Your instructions: Print every entry, word for word, and skip the images.

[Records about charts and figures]
□ □ □ □ □ □ □

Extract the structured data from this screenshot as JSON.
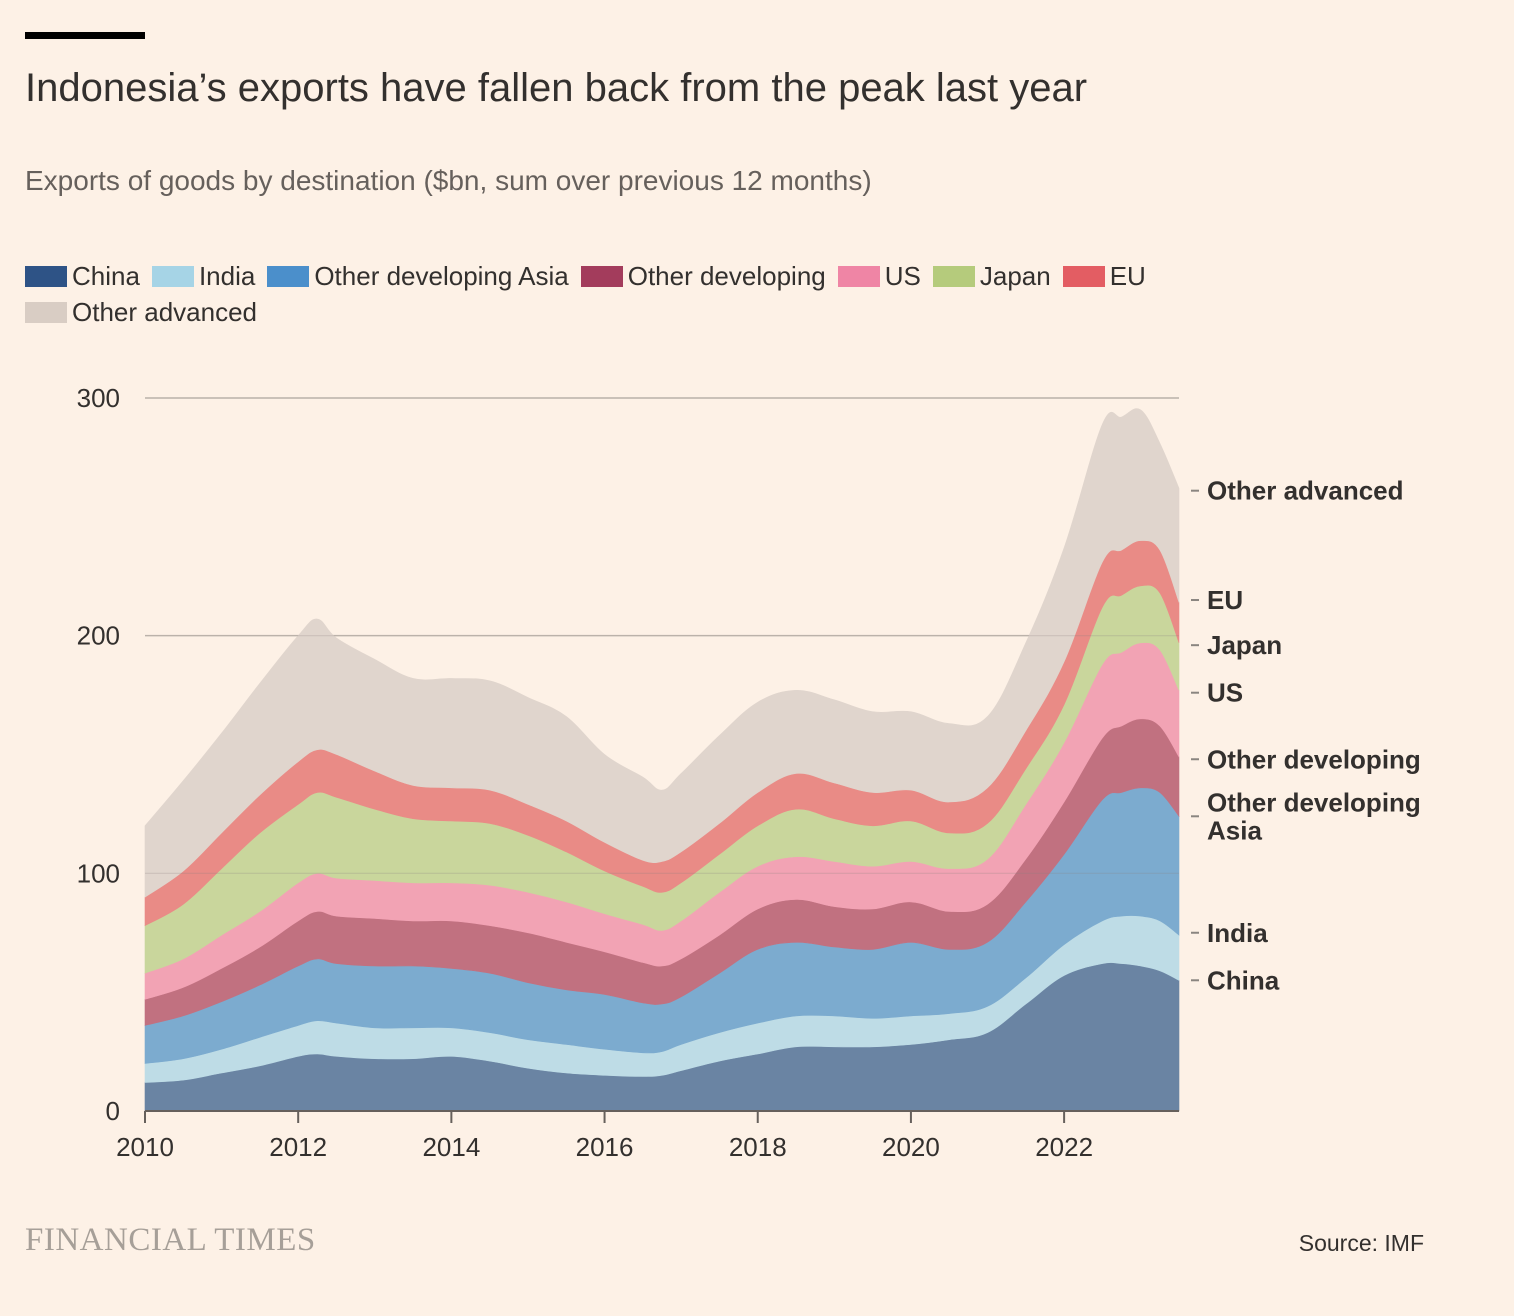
{
  "header": {
    "title": "Indonesia’s exports have fallen back from the peak last year",
    "subtitle": "Exports of goods by destination ($bn, sum over previous 12 months)"
  },
  "footer": {
    "brand": "FINANCIAL TIMES",
    "source": "Source: IMF"
  },
  "chart_data": {
    "type": "area",
    "stacked": true,
    "title": "Indonesia’s exports have fallen back from the peak last year",
    "subtitle": "Exports of goods by destination ($bn, sum over previous 12 months)",
    "xlabel": "",
    "ylabel": "",
    "xlim": [
      2010,
      2023.5
    ],
    "ylim": [
      0,
      300
    ],
    "x_ticks": [
      2010,
      2012,
      2014,
      2016,
      2018,
      2020,
      2022
    ],
    "y_ticks": [
      0,
      100,
      200,
      300
    ],
    "grid": "horizontal",
    "legend_position": "top",
    "x": [
      2010,
      2010.5,
      2011,
      2011.5,
      2012,
      2012.25,
      2012.5,
      2013,
      2013.5,
      2014,
      2014.5,
      2015,
      2015.5,
      2016,
      2016.5,
      2016.75,
      2017,
      2017.5,
      2018,
      2018.5,
      2019,
      2019.5,
      2020,
      2020.5,
      2021,
      2021.5,
      2022,
      2022.5,
      2022.75,
      2023,
      2023.25,
      2023.5
    ],
    "series": [
      {
        "name": "China",
        "color": "#6a84a3",
        "values": [
          12,
          13,
          16,
          19,
          23,
          24,
          23,
          22,
          22,
          23,
          21,
          18,
          16,
          15,
          14.5,
          15,
          17,
          21,
          24,
          27,
          27,
          27,
          28,
          30,
          33,
          45,
          57,
          62,
          62,
          61,
          59,
          55
        ]
      },
      {
        "name": "India",
        "color": "#bedce6",
        "values": [
          8,
          9,
          10,
          12,
          13,
          14,
          14,
          13,
          13,
          12,
          12,
          12,
          12,
          11,
          10,
          10,
          11,
          12,
          13,
          13,
          13,
          12,
          12,
          11,
          11,
          11,
          13,
          18,
          20,
          21,
          21,
          19
        ]
      },
      {
        "name": "Other developing Asia",
        "color": "#7cabcf",
        "values": [
          16,
          18,
          20,
          22,
          25,
          26,
          25,
          26,
          26,
          25,
          25,
          24,
          23,
          23,
          21,
          20,
          20,
          25,
          31,
          31,
          29,
          29,
          31,
          27,
          27,
          32,
          38,
          51,
          52,
          54,
          54,
          50
        ]
      },
      {
        "name": "Other developing",
        "color": "#c17180",
        "values": [
          11,
          12,
          14,
          16,
          19,
          20,
          20,
          20,
          19,
          20,
          20,
          21,
          20,
          18,
          17,
          16,
          16,
          16,
          17,
          18,
          17,
          17,
          17,
          16,
          16,
          18,
          22,
          26,
          28,
          29,
          28,
          25
        ]
      },
      {
        "name": "US",
        "color": "#f2a3b4",
        "values": [
          11,
          12,
          14,
          15,
          16,
          16,
          16,
          16,
          16,
          16,
          17,
          17,
          17,
          16,
          16,
          15,
          16,
          18,
          18,
          18,
          19,
          18,
          17,
          18,
          19,
          23,
          25,
          31,
          31,
          32,
          32,
          28
        ]
      },
      {
        "name": "Japan",
        "color": "#c9d69c",
        "values": [
          20,
          23,
          28,
          33,
          33,
          34,
          34,
          30,
          27,
          26,
          26,
          24,
          21,
          18,
          16,
          16,
          16,
          16,
          17,
          20,
          18,
          17,
          17,
          15,
          15,
          15,
          16,
          24,
          24,
          24,
          24,
          20
        ]
      },
      {
        "name": "EU",
        "color": "#e98b86",
        "values": [
          12,
          14,
          15,
          16,
          18,
          18,
          18,
          16,
          14,
          14,
          14,
          13,
          13,
          12,
          11,
          13,
          13,
          13,
          14,
          15,
          15,
          14,
          13,
          13,
          15,
          16,
          18,
          19,
          19,
          19,
          18,
          17
        ]
      },
      {
        "name": "Other advanced",
        "color": "#e0d5cd",
        "values": [
          30,
          38,
          42,
          47,
          53,
          55,
          49,
          47,
          45,
          46,
          46,
          45,
          44,
          37,
          35,
          30,
          33,
          37,
          38,
          35,
          35,
          34,
          33,
          33,
          30,
          37,
          48,
          58,
          56,
          55,
          45,
          48
        ]
      }
    ],
    "end_labels": [
      {
        "text": "Other advanced",
        "y": 261
      },
      {
        "text": "EU",
        "y": 215
      },
      {
        "text": "Japan",
        "y": 196
      },
      {
        "text": "US",
        "y": 176
      },
      {
        "text": "Other developing",
        "y": 148
      },
      {
        "text": "Other developing Asia",
        "lines": [
          "Other developing",
          "Asia"
        ],
        "y": 124
      },
      {
        "text": "India",
        "y": 75
      },
      {
        "text": "China",
        "y": 55
      }
    ]
  }
}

□ □ □ □ □ □ □

Exercise solution:
Extract the structured data from this screenshot as JSON.
{
  "header": {
    "title": "Indonesia’s exports have fallen back from the peak last year",
    "subtitle": "Exports of goods by destination ($bn, sum over previous 12 months)"
  },
  "footer": {
    "brand": "FINANCIAL TIMES",
    "source": "Source: IMF"
  },
  "chart_data": {
    "type": "area",
    "stacked": true,
    "title": "Indonesia’s exports have fallen back from the peak last year",
    "subtitle": "Exports of goods by destination ($bn, sum over previous 12 months)",
    "xlabel": "",
    "ylabel": "",
    "xlim": [
      2010,
      2023.5
    ],
    "ylim": [
      0,
      300
    ],
    "x_ticks": [
      2010,
      2012,
      2014,
      2016,
      2018,
      2020,
      2022
    ],
    "y_ticks": [
      0,
      100,
      200,
      300
    ],
    "grid": "horizontal",
    "legend_position": "top",
    "x": [
      2010,
      2010.5,
      2011,
      2011.5,
      2012,
      2012.25,
      2012.5,
      2013,
      2013.5,
      2014,
      2014.5,
      2015,
      2015.5,
      2016,
      2016.5,
      2016.75,
      2017,
      2017.5,
      2018,
      2018.5,
      2019,
      2019.5,
      2020,
      2020.5,
      2021,
      2021.5,
      2022,
      2022.5,
      2022.75,
      2023,
      2023.25,
      2023.5
    ],
    "series": [
      {
        "name": "China",
        "color": "#6a84a3",
        "values": [
          12,
          13,
          16,
          19,
          23,
          24,
          23,
          22,
          22,
          23,
          21,
          18,
          16,
          15,
          14.5,
          15,
          17,
          21,
          24,
          27,
          27,
          27,
          28,
          30,
          33,
          45,
          57,
          62,
          62,
          61,
          59,
          55
        ]
      },
      {
        "name": "India",
        "color": "#bedce6",
        "values": [
          8,
          9,
          10,
          12,
          13,
          14,
          14,
          13,
          13,
          12,
          12,
          12,
          12,
          11,
          10,
          10,
          11,
          12,
          13,
          13,
          13,
          12,
          12,
          11,
          11,
          11,
          13,
          18,
          20,
          21,
          21,
          19
        ]
      },
      {
        "name": "Other developing Asia",
        "color": "#7cabcf",
        "values": [
          16,
          18,
          20,
          22,
          25,
          26,
          25,
          26,
          26,
          25,
          25,
          24,
          23,
          23,
          21,
          20,
          20,
          25,
          31,
          31,
          29,
          29,
          31,
          27,
          27,
          32,
          38,
          51,
          52,
          54,
          54,
          50
        ]
      },
      {
        "name": "Other developing",
        "color": "#c17180",
        "values": [
          11,
          12,
          14,
          16,
          19,
          20,
          20,
          20,
          19,
          20,
          20,
          21,
          20,
          18,
          17,
          16,
          16,
          16,
          17,
          18,
          17,
          17,
          17,
          16,
          16,
          18,
          22,
          26,
          28,
          29,
          28,
          25
        ]
      },
      {
        "name": "US",
        "color": "#f2a3b4",
        "values": [
          11,
          12,
          14,
          15,
          16,
          16,
          16,
          16,
          16,
          16,
          17,
          17,
          17,
          16,
          16,
          15,
          16,
          18,
          18,
          18,
          19,
          18,
          17,
          18,
          19,
          23,
          25,
          31,
          31,
          32,
          32,
          28
        ]
      },
      {
        "name": "Japan",
        "color": "#c9d69c",
        "values": [
          20,
          23,
          28,
          33,
          33,
          34,
          34,
          30,
          27,
          26,
          26,
          24,
          21,
          18,
          16,
          16,
          16,
          16,
          17,
          20,
          18,
          17,
          17,
          15,
          15,
          15,
          16,
          24,
          24,
          24,
          24,
          20
        ]
      },
      {
        "name": "EU",
        "color": "#e98b86",
        "values": [
          12,
          14,
          15,
          16,
          18,
          18,
          18,
          16,
          14,
          14,
          14,
          13,
          13,
          12,
          11,
          13,
          13,
          13,
          14,
          15,
          15,
          14,
          13,
          13,
          15,
          16,
          18,
          19,
          19,
          19,
          18,
          17
        ]
      },
      {
        "name": "Other advanced",
        "color": "#e0d5cd",
        "values": [
          30,
          38,
          42,
          47,
          53,
          55,
          49,
          47,
          45,
          46,
          46,
          45,
          44,
          37,
          35,
          30,
          33,
          37,
          38,
          35,
          35,
          34,
          33,
          33,
          30,
          37,
          48,
          58,
          56,
          55,
          45,
          48
        ]
      }
    ],
    "end_labels": [
      {
        "text": "Other advanced",
        "y": 261
      },
      {
        "text": "EU",
        "y": 215
      },
      {
        "text": "Japan",
        "y": 196
      },
      {
        "text": "US",
        "y": 176
      },
      {
        "text": "Other developing",
        "y": 148
      },
      {
        "text": "Other developing Asia",
        "lines": [
          "Other developing",
          "Asia"
        ],
        "y": 124
      },
      {
        "text": "India",
        "y": 75
      },
      {
        "text": "China",
        "y": 55
      }
    ]
  }
}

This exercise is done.